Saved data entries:
******
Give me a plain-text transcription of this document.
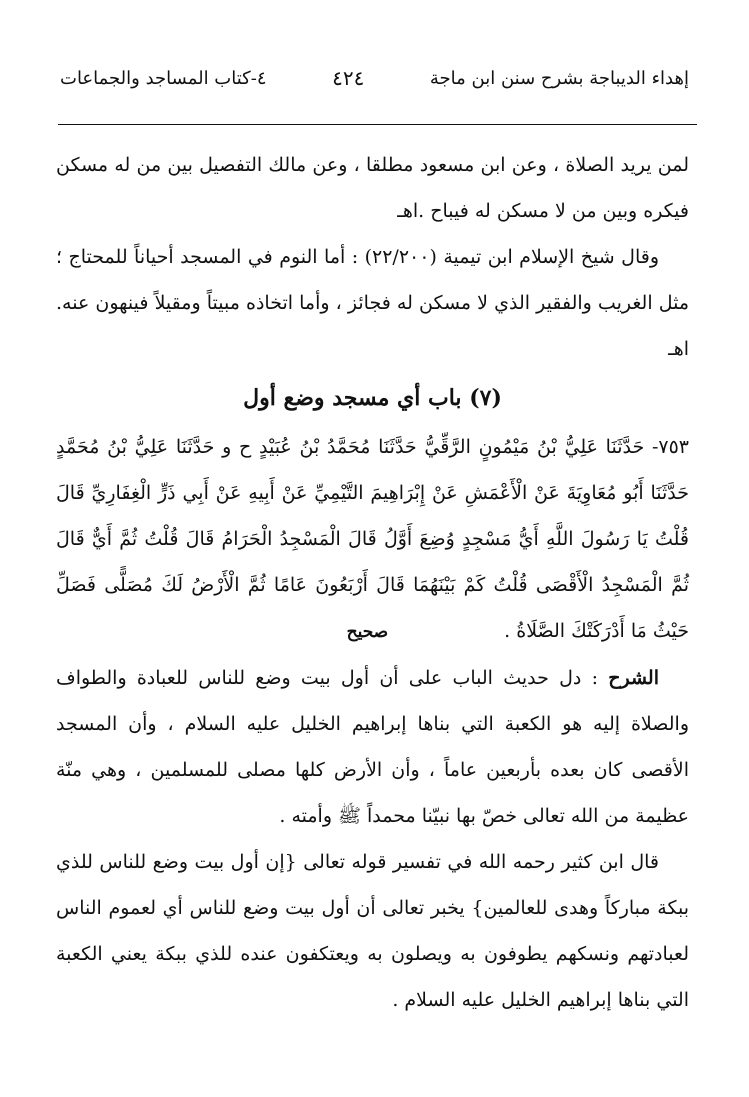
إهداء الديباجة بشرح سنن ابن ماجة
٤٢٤
٤-كتاب المساجد والجماعات

لمن يريد الصلاة ، وعن ابن مسعود مطلقا ، وعن مالك التفصيل بين من له مسكن فيكره وبين من لا مسكن له فيباح .اهـ

وقال شيخ الإسلام ابن تيمية (٢٢/٢٠٠) : أما النوم في المسجد أحياناً للمحتاج ؛ مثل الغريب والفقير الذي لا مسكن له فجائز ، وأما اتخاذه مبيتاً ومقيلاً فينهون عنه. اهـ

(٧) باب أي مسجد وضع أول

٧٥٣- حَدَّثَنَا عَلِيُّ بْنُ مَيْمُونٍ الرَّقِّيُّ حَدَّثَنَا مُحَمَّدُ بْنُ عُبَيْدٍ ح و حَدَّثَنَا عَلِيُّ بْنُ مُحَمَّدٍ حَدَّثَنَا أَبُو مُعَاوِيَةَ عَنْ الْأَعْمَشِ عَنْ إِبْرَاهِيمَ التَّيْمِيِّ عَنْ أَبِيهِ عَنْ أَبِي ذَرٍّ الْغِفَارِيِّ قَالَ قُلْتُ يَا رَسُولَ اللَّهِ أَيُّ مَسْجِدٍ وُضِعَ أَوَّلُ قَالَ الْمَسْجِدُ الْحَرَامُ قَالَ قُلْتُ ثُمَّ أَيٌّ قَالَ ثُمَّ الْمَسْجِدُ الْأَقْصَى قُلْتُ كَمْ بَيْنَهُمَا قَالَ أَرْبَعُونَ عَامًا ثُمَّ الْأَرْضُ لَكَ مُصَلًّى فَصَلِّ حَيْثُ مَا أَدْرَكَتْكَ الصَّلَاةُ . صحيح

الشرح : دل حديث الباب على أن أول بيت وضع للناس للعبادة والطواف والصلاة إليه هو الكعبة التي بناها إبراهيم الخليل عليه السلام ، وأن المسجد الأقصى كان بعده بأربعين عاماً ، وأن الأرض كلها مصلى للمسلمين ، وهي منّة عظيمة من الله تعالى خصّ بها نبيّنا محمداً ﷺ وأمته .

قال ابن كثير رحمه الله في تفسير قوله تعالى {إن أول بيت وضع للناس للذي ببكة مباركاً وهدى للعالمين} يخبر تعالى أن أول بيت وضع للناس أي لعموم الناس لعبادتهم ونسكهم يطوفون به ويصلون به ويعتكفون عنده للذي ببكة يعني الكعبة التي بناها إبراهيم الخليل عليه السلام .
******
§ DIRECTIONS FOR THIS TASK: Show the lines of the data that hold the word "الكعبة".

§ CORRECT RESPONSE:
الشرح : دل حديث الباب على أن أول بيت وضع للناس للعبادة والطواف والصلاة إليه هو الكعبة التي بناها إبراهيم الخليل عليه السلام ، وأن المسجد الأقصى كان بعده بأربعين عاماً ، وأن الأرض كلها مصلى للمسلمين ، وهي منّة عظيمة من الله تعالى خصّ بها نبيّنا محمداً ﷺ وأمته .
قال ابن كثير رحمه الله في تفسير قوله تعالى {إن أول بيت وضع للناس للذي ببكة مباركاً وهدى للعالمين} يخبر تعالى أن أول بيت وضع للناس أي لعموم الناس لعبادتهم ونسكهم يطوفون به ويصلون به ويعتكفون عنده للذي ببكة يعني الكعبة التي بناها إبراهيم الخليل عليه السلام .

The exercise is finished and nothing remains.